Work to be completed: Find the lines that contain the word "Create" and copy each one.

Records for the exercise:
────

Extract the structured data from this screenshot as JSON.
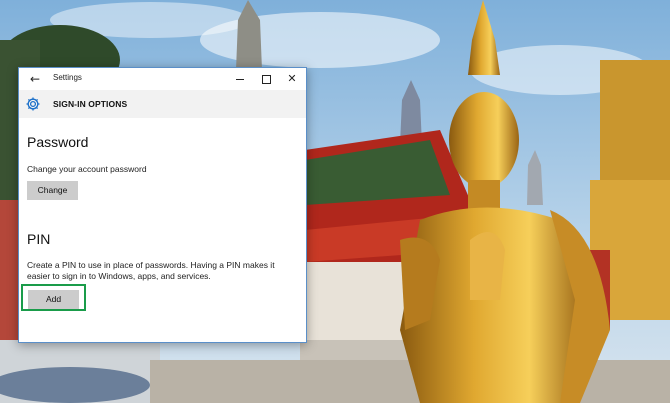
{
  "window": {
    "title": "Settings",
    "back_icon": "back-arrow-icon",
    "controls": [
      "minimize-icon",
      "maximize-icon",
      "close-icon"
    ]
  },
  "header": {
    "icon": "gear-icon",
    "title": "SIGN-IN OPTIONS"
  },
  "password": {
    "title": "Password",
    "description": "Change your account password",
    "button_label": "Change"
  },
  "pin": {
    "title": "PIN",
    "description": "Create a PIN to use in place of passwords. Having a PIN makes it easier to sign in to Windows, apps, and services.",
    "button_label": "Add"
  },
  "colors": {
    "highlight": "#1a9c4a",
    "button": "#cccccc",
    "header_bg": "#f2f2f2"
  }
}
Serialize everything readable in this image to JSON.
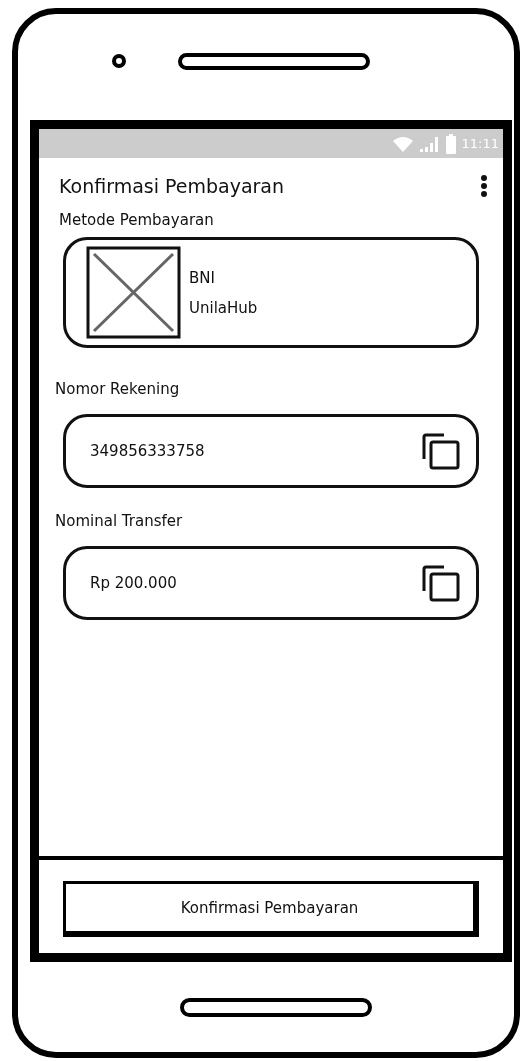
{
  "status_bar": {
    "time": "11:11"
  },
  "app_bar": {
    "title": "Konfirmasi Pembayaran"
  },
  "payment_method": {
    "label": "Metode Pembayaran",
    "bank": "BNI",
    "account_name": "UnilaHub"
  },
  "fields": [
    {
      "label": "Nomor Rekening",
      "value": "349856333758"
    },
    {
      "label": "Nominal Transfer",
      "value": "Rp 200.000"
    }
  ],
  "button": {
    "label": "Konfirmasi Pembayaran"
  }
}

────

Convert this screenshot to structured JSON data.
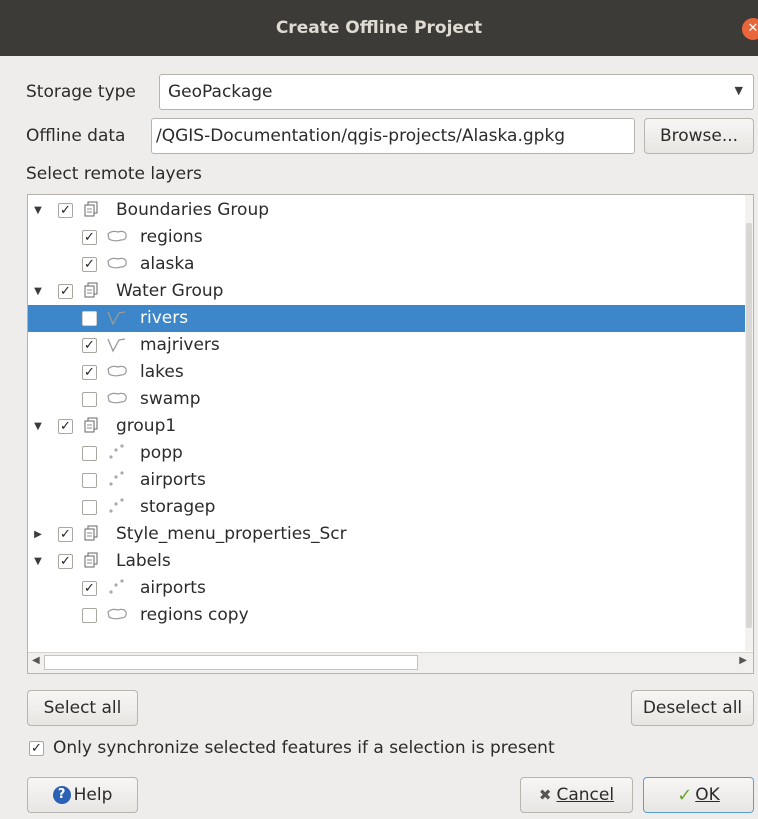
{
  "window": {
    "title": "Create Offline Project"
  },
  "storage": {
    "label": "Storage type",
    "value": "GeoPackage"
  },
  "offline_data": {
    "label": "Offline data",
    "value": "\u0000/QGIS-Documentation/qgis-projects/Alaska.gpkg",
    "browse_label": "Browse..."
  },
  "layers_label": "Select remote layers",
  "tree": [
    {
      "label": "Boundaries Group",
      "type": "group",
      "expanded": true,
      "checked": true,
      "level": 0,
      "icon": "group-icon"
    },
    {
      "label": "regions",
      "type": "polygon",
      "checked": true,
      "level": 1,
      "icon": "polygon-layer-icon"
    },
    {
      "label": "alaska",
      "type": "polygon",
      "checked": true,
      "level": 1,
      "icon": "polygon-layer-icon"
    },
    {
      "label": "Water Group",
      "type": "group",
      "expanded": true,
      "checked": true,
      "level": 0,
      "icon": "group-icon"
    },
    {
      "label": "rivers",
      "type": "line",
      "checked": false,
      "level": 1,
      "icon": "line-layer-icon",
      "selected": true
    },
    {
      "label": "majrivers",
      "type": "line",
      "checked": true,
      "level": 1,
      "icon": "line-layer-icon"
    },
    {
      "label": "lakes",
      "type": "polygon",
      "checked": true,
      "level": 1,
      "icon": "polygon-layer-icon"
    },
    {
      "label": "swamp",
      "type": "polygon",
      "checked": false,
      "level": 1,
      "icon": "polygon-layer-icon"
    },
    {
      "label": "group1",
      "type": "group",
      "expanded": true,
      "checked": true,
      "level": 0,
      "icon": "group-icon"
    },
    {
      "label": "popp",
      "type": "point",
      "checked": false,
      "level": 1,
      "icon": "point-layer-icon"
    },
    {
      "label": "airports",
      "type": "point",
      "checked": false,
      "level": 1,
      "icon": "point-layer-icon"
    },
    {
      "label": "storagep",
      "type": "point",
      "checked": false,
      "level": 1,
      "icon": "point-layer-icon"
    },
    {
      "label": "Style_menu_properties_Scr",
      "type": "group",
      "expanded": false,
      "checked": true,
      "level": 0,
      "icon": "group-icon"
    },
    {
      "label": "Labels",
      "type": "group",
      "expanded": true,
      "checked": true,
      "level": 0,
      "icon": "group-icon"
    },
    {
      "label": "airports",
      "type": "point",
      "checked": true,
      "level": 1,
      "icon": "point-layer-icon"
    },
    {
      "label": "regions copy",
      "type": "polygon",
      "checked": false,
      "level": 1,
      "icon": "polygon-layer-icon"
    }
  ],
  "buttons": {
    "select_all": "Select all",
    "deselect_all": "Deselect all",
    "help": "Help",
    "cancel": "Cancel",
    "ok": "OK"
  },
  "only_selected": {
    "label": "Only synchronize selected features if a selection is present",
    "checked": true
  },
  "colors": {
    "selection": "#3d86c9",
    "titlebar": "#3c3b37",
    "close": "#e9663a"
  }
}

────

Exercise answer:
    "description": "Create a PIN to use in place of passwords. Having a PIN makes it easier to sign in to Windows, apps, and services.",
    "title": "Create Offline Project"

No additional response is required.